Items tagged as <i> for italics; <b> for bold; <g> for gesperrt; and <f> for font change, can be set to convert to one of four formats in the HTML version

Beginning with Guiguts 1.4.0, the generated code will [attempt to] be HTML5-compliant.

Now, you can begin the process of converting this document into a good-looking, readable book that closely resembles the original.


Header File

The header.txt file is distributed with guiguts and must be in the guiguts directory. The data inserted in the document begins with the HTML <head> section which defines, among other things, the type of HTML or XHTML to which the document aspires, and the character set it uses. It also includes the <title> element. You need to modify the title text to reflect the book.

The header file also defines all the CSS classes on which the generated HTML depends, for example the poem, stanza, and other classes referenced in the poetry generation. These classes strongly influence the appearance of the etext.

As you develop your own preferences for post-processing, you will want to modify the permanent content of header.txt in the guiguts folder. You'll also want to tailor each generated copy to make each project look like the original book. For example, you may need to add additional CSS for certain indents, or override what Autogenerate uses to indent poetry. Also, for efficiency, you should delete any unused classes, e.g., if your book has no sidenotes, you should remove the .sidenote class definition. If there are no footnotes, you can remove the classes related to footnotes; and so on.


Generated TOC

The generated chapter table of contents may or may not be useful. For example you may already have the original TOC with page numbers, protected by /$..$/. If so, just delete the generated TOC.

Find and fix HTML syntax errors

HTML Tidy

  • click "HTML Tidy" to find many kinds of errors:
Gg-1.4.0-47e-tidy.png
  • click on each item in this list to move to the error in the editing window; correct the error and continue through the Tidy list until you've resolved all of the errors.
  • click the "Run checks" button in the Tidy dialog to repeat the scan, correct any remaining errors, and repeat until Tidy says
Gg-1.4.0-47f-tidy2.png

HTML Validators

  • Guiguts supports two HTML Validators: Nu HTML Checker and Nu XHTML Checker.
  • Once Tidy has found no errors, use both HTML Validators for a more rigorous check for errors. Both are needed because they sometimes find different problems, as shown in the two real-world examples below:
Gg-1.4.0-47g-validatenuhtml.png
Gg-1.4.0-47g-validatenuxhtml.png
  • as with Tidy, click on each item in the list to find and correct the error. Repeat by clicking "Run checks" until there are no more errors:
Gg-1.4.0-47h-validate2.png
  • and then continue to follow the steps in whatever "How to Post-Process" workflow you are using.
  • use the Validators often (OFTEN!) throughout the preparation of the HTML version to re-check your work.


The HTML Markup Dialog

The HTML Markup dialog

Gg-1.3-47d-html markup.png

offers several kinds of functions, most of which add HTML markups to selected text:

  • The cluster of buttons at the top enclose whatever text you have selected (highlighted) in the main editing window within the tag or entity shown in that button, and the corresponding closing tag.

DATA =>
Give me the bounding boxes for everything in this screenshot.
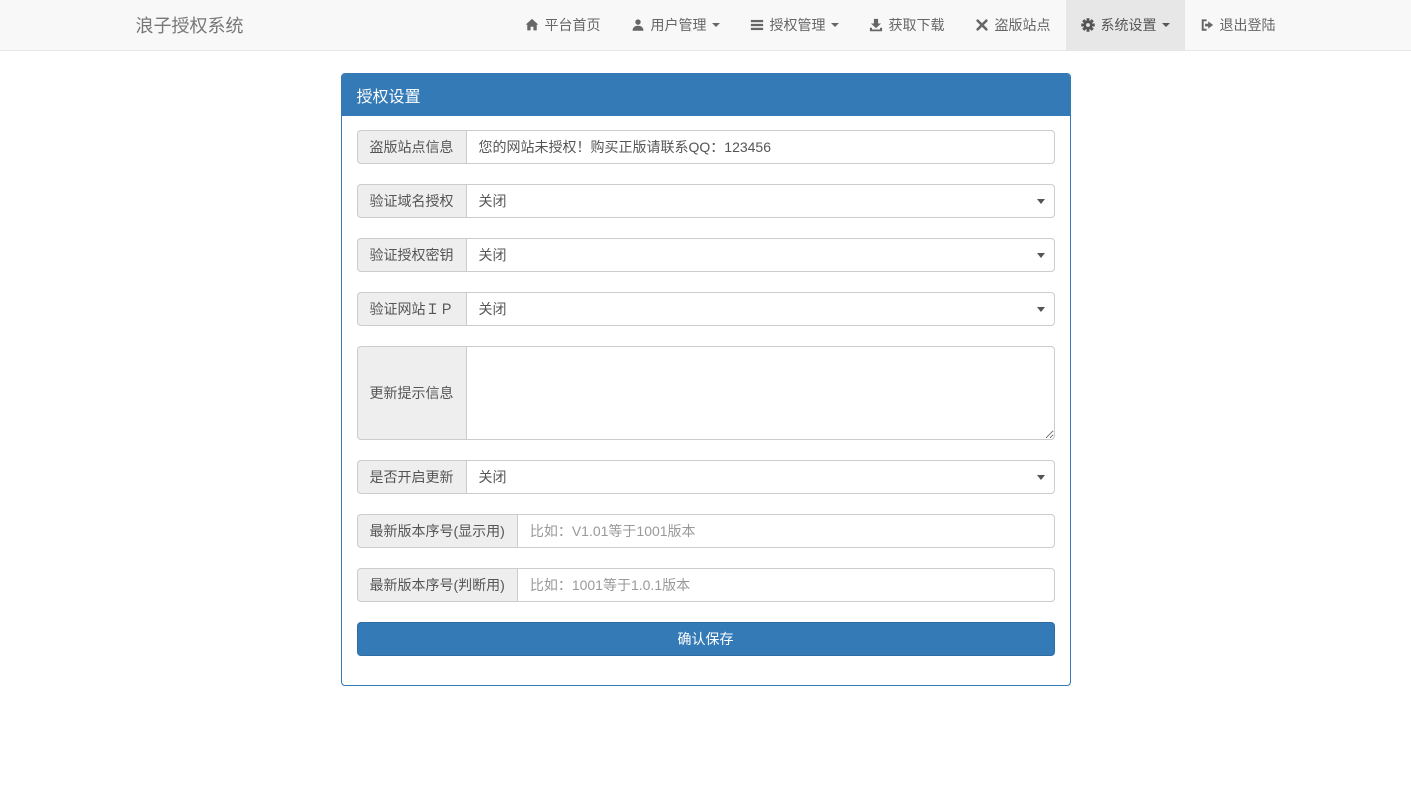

OBJECTIVE => Return, word for word, the stretch of the Guiguts HTML excerpt from "The header.txt file" to "of the etext.".

REPLY TO THE EXERCISE =>
The header.txt file is distributed with guiguts and must be in the guiguts directory. The data inserted in the document begins with the HTML <head> section which defines, among other things, the type of HTML or XHTML to which the document aspires, and the character set it uses. It also includes the <title> element. You need to modify the title text to reflect the book.

The header file also defines all the CSS classes on which the generated HTML depends, for example the poem, stanza, and other classes referenced in the poetry generation. These classes strongly influence the appearance of the etext.